======== RECORDS TO USE ========

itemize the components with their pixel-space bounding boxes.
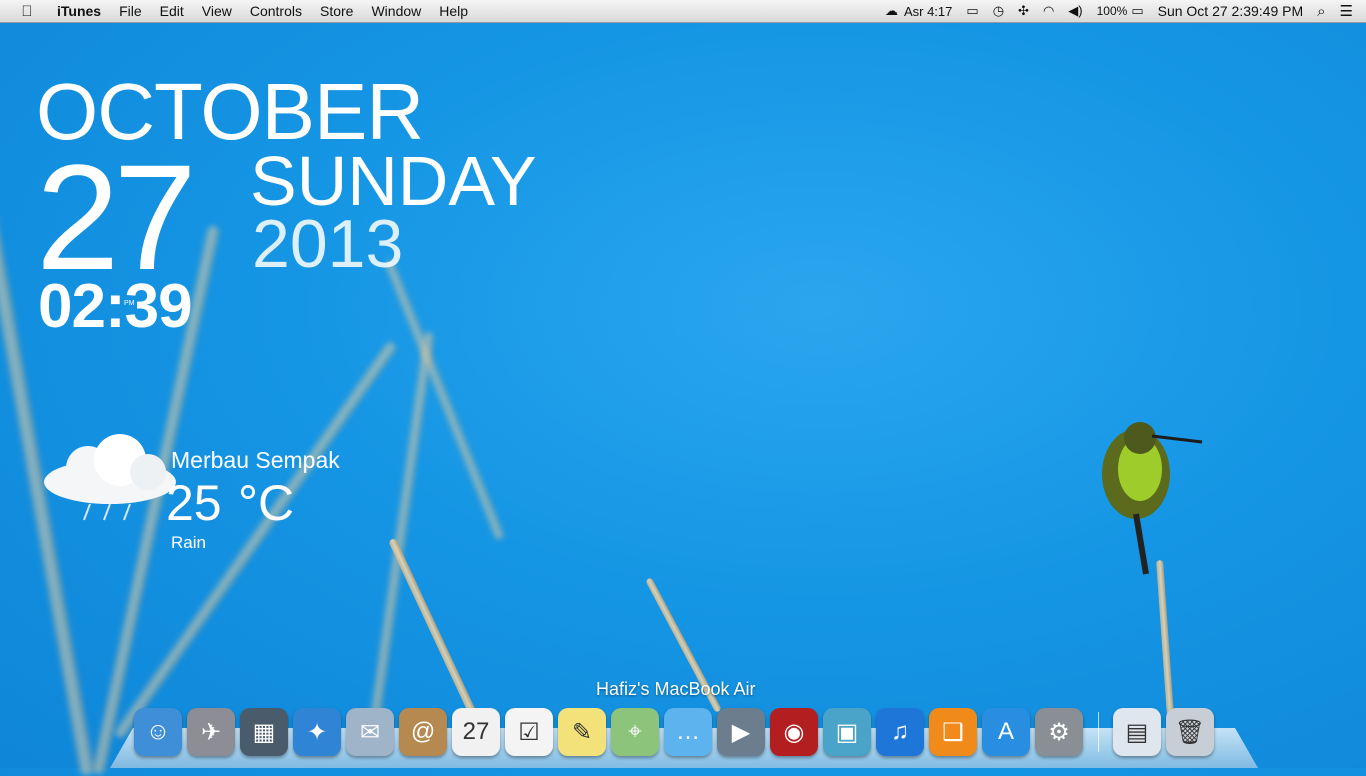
battery-status[interactable]: 100% ▭ — [1090, 3, 1151, 19]
ampm-label: PM — [124, 300, 135, 307]
itunes-icon[interactable]: ♫ — [876, 708, 924, 756]
bluetooth-icon[interactable]: ✣ — [1011, 3, 1036, 19]
battery-percent: 100% — [1096, 4, 1128, 18]
system-preferences-icon[interactable]: ⚙ — [1035, 708, 1083, 756]
finder-icon[interactable]: ☺ — [134, 708, 182, 756]
prayer-times-status[interactable]: ☁ Asr 4:17 — [878, 3, 959, 19]
day-number: 27 — [36, 133, 197, 301]
wifi-icon[interactable]: ◠ — [1036, 3, 1061, 19]
mission-control-icon[interactable]: ▦ — [240, 708, 288, 756]
prayer-time-text: Asr 4:17 — [903, 3, 953, 19]
downloads-stack-icon[interactable]: ▤ — [1113, 708, 1161, 756]
spotlight-search-icon[interactable]: ⌕ — [1310, 3, 1332, 20]
rain-cloud-icon — [40, 432, 180, 522]
menu-file[interactable]: File — [110, 3, 151, 19]
clock-time: 02:39 — [38, 272, 193, 341]
time-machine-icon[interactable]: ◷ — [986, 3, 1011, 19]
cloud-icon: ☁ — [884, 3, 898, 18]
menu-bar:  iTunes File Edit View Controls Store W… — [0, 0, 1366, 23]
launchpad-icon[interactable]: ✈ — [187, 708, 235, 756]
airplay-icon[interactable]: ▭ — [959, 3, 985, 19]
weather-temperature: 25 — [166, 475, 222, 531]
apple-menu-icon[interactable]:  — [16, 3, 38, 20]
weather-location: Merbau Sempak — [171, 447, 340, 473]
facetime-icon[interactable]: ▶ — [717, 708, 765, 756]
notification-center-icon[interactable]: ☰ — [1333, 2, 1360, 20]
contacts-icon[interactable]: @ — [399, 708, 447, 756]
notes-icon[interactable]: ✎ — [558, 708, 606, 756]
app-store-icon[interactable]: A — [982, 708, 1030, 756]
menu-controls[interactable]: Controls — [241, 3, 311, 19]
clock[interactable]: Sun Oct 27 2:39:49 PM — [1151, 3, 1311, 19]
maps-icon[interactable]: ⌖ — [611, 708, 659, 756]
calendar-icon[interactable]: 27 — [452, 708, 500, 756]
reminders-icon[interactable]: ☑ — [505, 708, 553, 756]
iphoto-icon[interactable]: ▣ — [823, 708, 871, 756]
weather-condition: Rain — [171, 533, 206, 552]
safari-icon[interactable]: ✦ — [293, 708, 341, 756]
menu-app-itunes[interactable]: iTunes — [48, 3, 110, 19]
year-label: 2013 — [252, 206, 404, 282]
menu-window[interactable]: Window — [362, 3, 430, 19]
dock-hover-label: Hafiz's MacBook Air — [596, 679, 756, 699]
volume-icon[interactable]: ◀) — [1061, 3, 1089, 19]
battery-icon: ▭ — [1131, 3, 1144, 18]
menu-edit[interactable]: Edit — [151, 3, 193, 19]
photo-booth-icon[interactable]: ◉ — [770, 708, 818, 756]
dock-icon-row: ☺ ✈ ▦ ✦ ✉ @27 ☑ ✎ ⌖… ▶ ◉ ▣ ♫ ❑ A ⚙ ▤ 🗑 — [134, 704, 1219, 756]
weather-unit: °C — [238, 475, 295, 531]
dock-separator — [1098, 712, 1099, 752]
menu-help[interactable]: Help — [430, 3, 477, 19]
menu-extras: ☁ Asr 4:17 ▭ ◷ ✣ ◠ ◀) 100% ▭ Sun Oct 27 … — [878, 0, 1366, 22]
hummingbird-image — [1096, 414, 1206, 579]
trash-icon[interactable]: 🗑 — [1166, 708, 1214, 756]
menu-view[interactable]: View — [193, 3, 241, 19]
mail-icon[interactable]: ✉ — [346, 708, 394, 756]
menu-store[interactable]: Store — [311, 3, 362, 19]
ibooks-icon[interactable]: ❑ — [929, 708, 977, 756]
messages-icon[interactable]: … — [664, 708, 712, 756]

========

• _TASK OBJECTIVE_:
Turn every line of the records above into a Markdown table with the columns Row and Line, numbering each row and skipping blank lines. Leave the pictures out.

• _ANSWER IN FULL_:
| Row | Line |
|---|---|
| 1 | itemize the components with their pixel-space bounding boxes. |
| 2 | battery-status[interactable]: 100% ▭ — [1090, 3, 1151, 19] |
| 3 | ampm-label: PM — [124, 300, 135, 307] |
| 4 | itunes-icon[interactable]: ♫ — [876, 708, 924, 756] |
| 5 | bluetooth-icon[interactable]: ✣ — [1011, 3, 1036, 19] |
| 6 | battery-percent: 100% — [1096, 4, 1128, 18] |
| 7 | system-preferences-icon[interactable]: ⚙ — [1035, 708, 1083, 756] |
| 8 | finder-icon[interactable]: ☺ — [134, 708, 182, 756] |
| 9 | prayer-times-status[interactable]: ☁ Asr 4:17 — [878, 3, 959, 19] |
| 10 | day-number: 27 — [36, 133, 197, 301] |
| 11 | wifi-icon[interactable]: ◠ — [1036, 3, 1061, 19] |
| 12 | mission-control-icon[interactable]: ▦ — [240, 708, 288, 756] |
| 13 | prayer-time-text: Asr 4:17 — [903, 3, 953, 19] |
| 14 | downloads-stack-icon[interactable]: ▤ — [1113, 708, 1161, 756] |
| 15 | spotlight-search-icon[interactable]: ⌕ — [1310, 3, 1332, 20] |
| 16 | rain-cloud-icon — [40, 432, 180, 522] |
| 17 | menu-file[interactable]: File — [110, 3, 151, 19] |
| 18 | clock-time: 02:39 — [38, 272, 193, 341] |
| 19 | time-machine-icon[interactable]: ◷ — [986, 3, 1011, 19] |
| 20 | cloud-icon: ☁ — [884, 3, 898, 18] |
| 21 | menu-bar:  iTunes File Edit View Controls Store W… — [0, 0, 1366, 23] |
| 22 | launchpad-icon[interactable]: ✈ — [187, 708, 235, 756] |
| 23 | airplay-icon[interactable]: ▭ — [959, 3, 985, 19] |
| 24 | weather-temperature: 25 — [166, 475, 222, 531] |
| 25 | apple-menu-icon[interactable]:  — [16, 3, 38, 20] |
| 26 | weather-location: Merbau Sempak — [171, 447, 340, 473] |
| 27 | facetime-icon[interactable]: ▶ — [717, 708, 765, 756] |
| 28 | notification-center-icon[interactable]: ☰ — [1333, 2, 1360, 20] |
| 29 | contacts-icon[interactable]: @ — [399, 708, 447, 756] |
| 30 | notes-icon[interactable]: ✎ — [558, 708, 606, 756] |
| 31 | app-store-icon[interactable]: A — [982, 708, 1030, 756] |
| 32 | menu-controls[interactable]: Controls — [241, 3, 311, 19] |
| 33 | clock[interactable]: Sun Oct 27 2:39:49 PM — [1151, 3, 1311, 19] |
| 34 | maps-icon[interactable]: ⌖ — [611, 708, 659, 756] |
| 35 | calendar-icon[interactable]: 27 — [452, 708, 500, 756] |
| 36 | reminders-icon[interactable]: ☑ — [505, 708, 553, 756] |
| 37 | iphoto-icon[interactable]: ▣ — [823, 708, 871, 756] |
| 38 | weather-condition: Rain — [171, 533, 206, 552] |
| 39 | safari-icon[interactable]: ✦ — [293, 708, 341, 756] |
| 40 | menu-app-itunes[interactable]: iTunes — [48, 3, 110, 19] |
| 41 | year-label: 2013 — [252, 206, 404, 282] |
| 42 | menu-window[interactable]: Window — [362, 3, 430, 19] |
| 43 | dock-hover-label: Hafiz's MacBook Air — [596, 679, 756, 699] |
| 44 | volume-icon[interactable]: ◀) — [1061, 3, 1089, 19] |
| 45 | battery-icon: ▭ — [1131, 3, 1144, 18] |
| 46 | menu-edit[interactable]: Edit — [151, 3, 193, 19] |
| 47 | photo-booth-icon[interactable]: ◉ — [770, 708, 818, 756] |
| 48 | dock-icon-row: ☺ ✈ ▦ ✦ ✉ @27 ☑ ✎ ⌖… ▶ ◉ ▣ ♫ ❑ A ⚙ ▤ 🗑 — [134, 704, 1219, 756] |
| 49 | weather-unit: °C — [238, 475, 295, 531] |
| 50 | dock-separator — [1098, 712, 1099, 752] |
| 51 | menu-help[interactable]: Help — [430, 3, 477, 19] |
| 52 | menu-extras: ☁ Asr 4:17 ▭ ◷ ✣ ◠ ◀) 100% ▭ Sun Oct 27 … — [878, 0, 1366, 22] |
| 53 | hummingbird-image — [1096, 414, 1206, 579] |
| 54 | trash-icon[interactable]: 🗑 — [1166, 708, 1214, 756] |
| 55 | menu-view[interactable]: View — [193, 3, 241, 19] |
| 56 | mail-icon[interactable]: ✉ — [346, 708, 394, 756] |
| 57 | menu-store[interactable]: Store — [311, 3, 362, 19] |
| 58 | ibooks-icon[interactable]: ❑ — [929, 708, 977, 756] |
| 59 | messages-icon[interactable]: … — [664, 708, 712, 756] |